**Dataset records:**

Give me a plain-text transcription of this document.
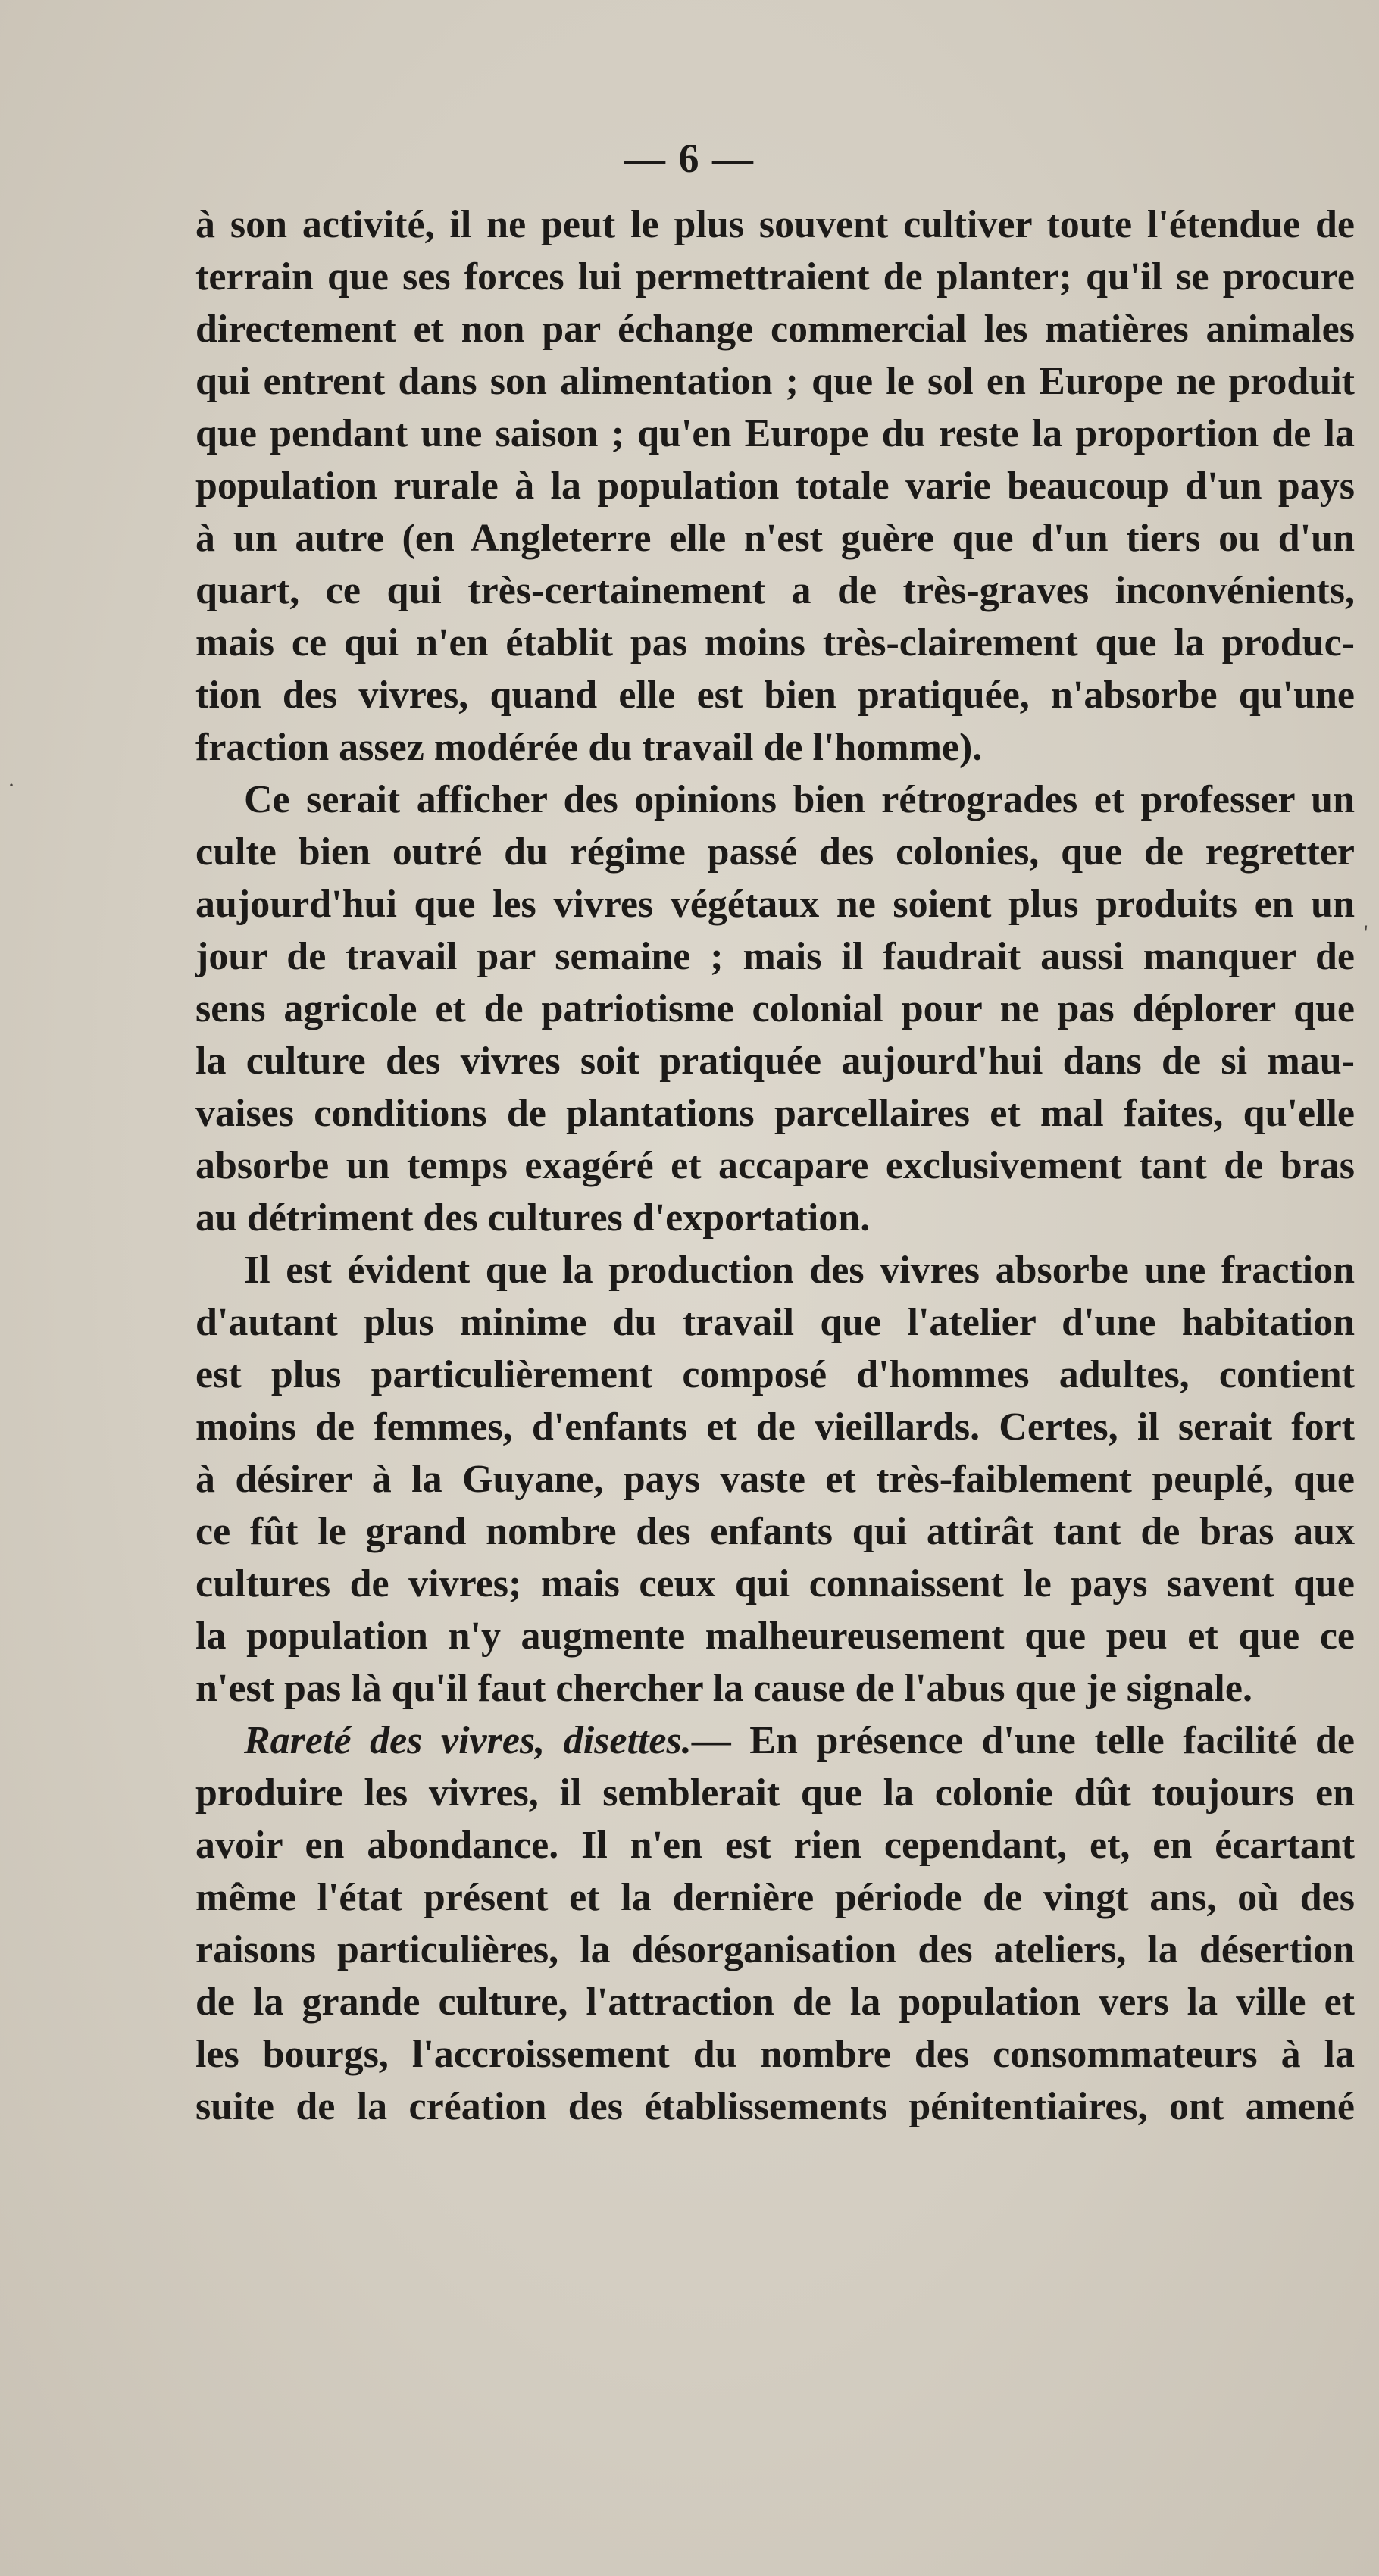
— 6 —
à son activité, il ne peut le plus souvent cultiver toute l'étendue de
terrain que ses forces lui permettraient de planter; qu'il se procure
directement et non par échange commercial les matières animales
qui entrent dans son alimentation ; que le sol en Europe ne produit
que pendant une saison ; qu'en Europe du reste la proportion de la
population rurale à la population totale varie beaucoup d'un pays
à un autre (en Angleterre elle n'est guère que d'un tiers ou d'un
quart, ce qui très-certainement a de très-graves inconvénients,
mais ce qui n'en établit pas moins très-clairement que la produc-
tion des vivres, quand elle est bien pratiquée, n'absorbe qu'une
fraction assez modérée du travail de l'homme).
Ce serait afficher des opinions bien rétrogrades et professer un
culte bien outré du régime passé des colonies, que de regretter
aujourd'hui que les vivres végétaux ne soient plus produits en un
jour de travail par semaine ; mais il faudrait aussi manquer de
sens agricole et de patriotisme colonial pour ne pas déplorer que
la culture des vivres soit pratiquée aujourd'hui dans de si mau-
vaises conditions de plantations parcellaires et mal faites, qu'elle
absorbe un temps exagéré et accapare exclusivement tant de bras
au détriment des cultures d'exportation.
Il est évident que la production des vivres absorbe une fraction
d'autant plus minime du travail que l'atelier d'une habitation
est plus particulièrement composé d'hommes adultes, contient
moins de femmes, d'enfants et de vieillards. Certes, il serait fort
à désirer à la Guyane, pays vaste et très-faiblement peuplé, que
ce fût le grand nombre des enfants qui attirât tant de bras aux
cultures de vivres; mais ceux qui connaissent le pays savent que
la population n'y augmente malheureusement que peu et que ce
n'est pas là qu'il faut chercher la cause de l'abus que je signale.
Rareté des vivres, disettes.— En présence d'une telle facilité de
produire les vivres, il semblerait que la colonie dût toujours en
avoir en abondance. Il n'en est rien cependant, et, en écartant
même l'état présent et la dernière période de vingt ans, où des
raisons particulières, la désorganisation des ateliers, la désertion
de la grande culture, l'attraction de la population vers la ville et
les bourgs, l'accroissement du nombre des consommateurs à la
suite de la création des établissements pénitentiaires, ont amené
·
'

**Exercise requirements:** Take the entries shown above and quote them verbatim, passing over the pictures.

**Result below:**
Give me a plain-text transcription of this document.
— 6 —
à son activité, il ne peut le plus souvent cultiver toute l'étendue de
terrain que ses forces lui permettraient de planter; qu'il se procure
directement et non par échange commercial les matières animales
qui entrent dans son alimentation ; que le sol en Europe ne produit
que pendant une saison ; qu'en Europe du reste la proportion de la
population rurale à la population totale varie beaucoup d'un pays
à un autre (en Angleterre elle n'est guère que d'un tiers ou d'un
quart, ce qui très-certainement a de très-graves inconvénients,
mais ce qui n'en établit pas moins très-clairement que la produc-
tion des vivres, quand elle est bien pratiquée, n'absorbe qu'une
fraction assez modérée du travail de l'homme).
Ce serait afficher des opinions bien rétrogrades et professer un
culte bien outré du régime passé des colonies, que de regretter
aujourd'hui que les vivres végétaux ne soient plus produits en un
jour de travail par semaine ; mais il faudrait aussi manquer de
sens agricole et de patriotisme colonial pour ne pas déplorer que
la culture des vivres soit pratiquée aujourd'hui dans de si mau-
vaises conditions de plantations parcellaires et mal faites, qu'elle
absorbe un temps exagéré et accapare exclusivement tant de bras
au détriment des cultures d'exportation.
Il est évident que la production des vivres absorbe une fraction
d'autant plus minime du travail que l'atelier d'une habitation
est plus particulièrement composé d'hommes adultes, contient
moins de femmes, d'enfants et de vieillards. Certes, il serait fort
à désirer à la Guyane, pays vaste et très-faiblement peuplé, que
ce fût le grand nombre des enfants qui attirât tant de bras aux
cultures de vivres; mais ceux qui connaissent le pays savent que
la population n'y augmente malheureusement que peu et que ce
n'est pas là qu'il faut chercher la cause de l'abus que je signale.
Rareté des vivres, disettes.— En présence d'une telle facilité de
produire les vivres, il semblerait que la colonie dût toujours en
avoir en abondance. Il n'en est rien cependant, et, en écartant
même l'état présent et la dernière période de vingt ans, où des
raisons particulières, la désorganisation des ateliers, la désertion
de la grande culture, l'attraction de la population vers la ville et
les bourgs, l'accroissement du nombre des consommateurs à la
suite de la création des établissements pénitentiaires, ont amené
·
'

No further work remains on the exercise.